** Directive **
Below is a listing; copy all of it exactly.

[Dataset items]
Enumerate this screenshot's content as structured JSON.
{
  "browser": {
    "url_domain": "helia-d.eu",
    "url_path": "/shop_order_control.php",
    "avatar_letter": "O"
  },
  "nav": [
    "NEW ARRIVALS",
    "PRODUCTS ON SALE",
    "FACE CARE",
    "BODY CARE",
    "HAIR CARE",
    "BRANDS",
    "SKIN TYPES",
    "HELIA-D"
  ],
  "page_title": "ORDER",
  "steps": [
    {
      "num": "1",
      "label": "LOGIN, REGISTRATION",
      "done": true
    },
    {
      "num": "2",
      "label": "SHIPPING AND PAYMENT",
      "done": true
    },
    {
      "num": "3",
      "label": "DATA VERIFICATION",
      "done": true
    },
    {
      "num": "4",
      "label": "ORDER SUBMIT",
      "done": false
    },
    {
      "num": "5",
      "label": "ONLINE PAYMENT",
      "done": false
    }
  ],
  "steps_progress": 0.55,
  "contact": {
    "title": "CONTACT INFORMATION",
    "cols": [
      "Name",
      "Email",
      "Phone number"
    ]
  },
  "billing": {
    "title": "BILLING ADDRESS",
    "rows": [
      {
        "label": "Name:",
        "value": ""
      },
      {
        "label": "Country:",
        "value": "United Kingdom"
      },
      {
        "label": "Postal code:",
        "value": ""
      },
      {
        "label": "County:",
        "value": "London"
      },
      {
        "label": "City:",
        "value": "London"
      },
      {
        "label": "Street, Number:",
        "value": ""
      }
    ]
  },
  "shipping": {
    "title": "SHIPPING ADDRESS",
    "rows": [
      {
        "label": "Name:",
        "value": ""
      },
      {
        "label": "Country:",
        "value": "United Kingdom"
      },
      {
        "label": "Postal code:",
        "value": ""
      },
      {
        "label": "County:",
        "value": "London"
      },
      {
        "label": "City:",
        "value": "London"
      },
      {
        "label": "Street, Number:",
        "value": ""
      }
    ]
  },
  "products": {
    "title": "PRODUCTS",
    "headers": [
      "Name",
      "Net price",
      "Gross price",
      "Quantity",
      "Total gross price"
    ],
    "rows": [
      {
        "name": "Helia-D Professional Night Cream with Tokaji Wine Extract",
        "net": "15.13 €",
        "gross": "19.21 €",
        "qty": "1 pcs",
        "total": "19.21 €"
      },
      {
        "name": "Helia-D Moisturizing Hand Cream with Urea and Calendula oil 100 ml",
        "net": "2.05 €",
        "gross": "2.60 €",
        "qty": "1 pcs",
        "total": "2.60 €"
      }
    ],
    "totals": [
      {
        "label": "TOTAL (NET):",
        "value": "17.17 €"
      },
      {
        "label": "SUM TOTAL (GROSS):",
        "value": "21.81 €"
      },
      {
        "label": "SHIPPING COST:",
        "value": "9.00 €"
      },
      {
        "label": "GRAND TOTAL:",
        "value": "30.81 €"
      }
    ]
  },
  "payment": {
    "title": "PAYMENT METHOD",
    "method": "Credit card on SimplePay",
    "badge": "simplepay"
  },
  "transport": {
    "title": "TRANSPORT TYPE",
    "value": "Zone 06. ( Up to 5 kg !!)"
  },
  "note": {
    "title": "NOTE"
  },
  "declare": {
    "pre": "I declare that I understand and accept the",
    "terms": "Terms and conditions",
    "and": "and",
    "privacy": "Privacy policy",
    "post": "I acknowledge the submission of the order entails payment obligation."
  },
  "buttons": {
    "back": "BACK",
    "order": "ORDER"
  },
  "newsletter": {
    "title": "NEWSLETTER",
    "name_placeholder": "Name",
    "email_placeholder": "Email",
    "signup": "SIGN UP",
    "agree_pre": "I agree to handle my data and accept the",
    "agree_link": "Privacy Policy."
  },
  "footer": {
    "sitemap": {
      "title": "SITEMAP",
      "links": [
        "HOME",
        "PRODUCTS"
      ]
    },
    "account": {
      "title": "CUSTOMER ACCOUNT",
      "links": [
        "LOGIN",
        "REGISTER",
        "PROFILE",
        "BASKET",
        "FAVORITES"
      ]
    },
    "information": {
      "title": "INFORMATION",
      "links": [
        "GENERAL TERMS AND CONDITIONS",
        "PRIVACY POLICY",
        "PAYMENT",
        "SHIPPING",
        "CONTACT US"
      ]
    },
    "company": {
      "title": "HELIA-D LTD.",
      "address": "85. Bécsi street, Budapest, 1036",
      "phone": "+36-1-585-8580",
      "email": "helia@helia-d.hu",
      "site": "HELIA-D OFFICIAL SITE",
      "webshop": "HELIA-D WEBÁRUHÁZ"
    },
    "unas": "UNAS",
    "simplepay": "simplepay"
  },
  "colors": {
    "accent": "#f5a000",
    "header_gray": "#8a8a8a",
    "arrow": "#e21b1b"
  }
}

** Exercise result **
Enumerate this screenshot's content as structured JSON.
{
  "browser": {
    "url_domain": "helia-d.eu",
    "url_path": "/shop_order_control.php",
    "avatar_letter": "O"
  },
  "nav": [
    "NEW ARRIVALS",
    "PRODUCTS ON SALE",
    "FACE CARE",
    "BODY CARE",
    "HAIR CARE",
    "BRANDS",
    "SKIN TYPES",
    "HELIA-D"
  ],
  "page_title": "ORDER",
  "steps": [
    {
      "num": "1",
      "label": "LOGIN, REGISTRATION",
      "done": true
    },
    {
      "num": "2",
      "label": "SHIPPING AND PAYMENT",
      "done": true
    },
    {
      "num": "3",
      "label": "DATA VERIFICATION",
      "done": true
    },
    {
      "num": "4",
      "label": "ORDER SUBMIT",
      "done": false
    },
    {
      "num": "5",
      "label": "ONLINE PAYMENT",
      "done": false
    }
  ],
  "steps_progress": 0.55,
  "contact": {
    "title": "CONTACT INFORMATION",
    "cols": [
      "Name",
      "Email",
      "Phone number"
    ]
  },
  "billing": {
    "title": "BILLING ADDRESS",
    "rows": [
      {
        "label": "Name:",
        "value": ""
      },
      {
        "label": "Country:",
        "value": "United Kingdom"
      },
      {
        "label": "Postal code:",
        "value": ""
      },
      {
        "label": "County:",
        "value": "London"
      },
      {
        "label": "City:",
        "value": "London"
      },
      {
        "label": "Street, Number:",
        "value": ""
      }
    ]
  },
  "shipping": {
    "title": "SHIPPING ADDRESS",
    "rows": [
      {
        "label": "Name:",
        "value": ""
      },
      {
        "label": "Country:",
        "value": "United Kingdom"
      },
      {
        "label": "Postal code:",
        "value": ""
      },
      {
        "label": "County:",
        "value": "London"
      },
      {
        "label": "City:",
        "value": "London"
      },
      {
        "label": "Street, Number:",
        "value": ""
      }
    ]
  },
  "products": {
    "title": "PRODUCTS",
    "headers": [
      "Name",
      "Net price",
      "Gross price",
      "Quantity",
      "Total gross price"
    ],
    "rows": [
      {
        "name": "Helia-D Professional Night Cream with Tokaji Wine Extract",
        "net": "15.13 €",
        "gross": "19.21 €",
        "qty": "1 pcs",
        "total": "19.21 €"
      },
      {
        "name": "Helia-D Moisturizing Hand Cream with Urea and Calendula oil 100 ml",
        "net": "2.05 €",
        "gross": "2.60 €",
        "qty": "1 pcs",
        "total": "2.60 €"
      }
    ],
    "totals": [
      {
        "label": "TOTAL (NET):",
        "value": "17.17 €"
      },
      {
        "label": "SUM TOTAL (GROSS):",
        "value": "21.81 €"
      },
      {
        "label": "SHIPPING COST:",
        "value": "9.00 €"
      },
      {
        "label": "GRAND TOTAL:",
        "value": "30.81 €"
      }
    ]
  },
  "payment": {
    "title": "PAYMENT METHOD",
    "method": "Credit card on SimplePay",
    "badge": "simplepay"
  },
  "transport": {
    "title": "TRANSPORT TYPE",
    "value": "Zone 06. ( Up to 5 kg !!)"
  },
  "note": {
    "title": "NOTE"
  },
  "declare": {
    "pre": "I declare that I understand and accept the",
    "terms": "Terms and conditions",
    "and": "and",
    "privacy": "Privacy policy",
    "post": "I acknowledge the submission of the order entails payment obligation."
  },
  "buttons": {
    "back": "BACK",
    "order": "ORDER"
  },
  "newsletter": {
    "title": "NEWSLETTER",
    "name_placeholder": "Name",
    "email_placeholder": "Email",
    "signup": "SIGN UP",
    "agree_pre": "I agree to handle my data and accept the",
    "agree_link": "Privacy Policy."
  },
  "footer": {
    "sitemap": {
      "title": "SITEMAP",
      "links": [
        "HOME",
        "PRODUCTS"
      ]
    },
    "account": {
      "title": "CUSTOMER ACCOUNT",
      "links": [
        "LOGIN",
        "REGISTER",
        "PROFILE",
        "BASKET",
        "FAVORITES"
      ]
    },
    "information": {
      "title": "INFORMATION",
      "links": [
        "GENERAL TERMS AND CONDITIONS",
        "PRIVACY POLICY",
        "PAYMENT",
        "SHIPPING",
        "CONTACT US"
      ]
    },
    "company": {
      "title": "HELIA-D LTD.",
      "address": "85. Bécsi street, Budapest, 1036",
      "phone": "+36-1-585-8580",
      "email": "helia@helia-d.hu",
      "site": "HELIA-D OFFICIAL SITE",
      "webshop": "HELIA-D WEBÁRUHÁZ"
    },
    "unas": "UNAS",
    "simplepay": "simplepay"
  },
  "colors": {
    "accent": "#f5a000",
    "header_gray": "#8a8a8a",
    "arrow": "#e21b1b"
  }
}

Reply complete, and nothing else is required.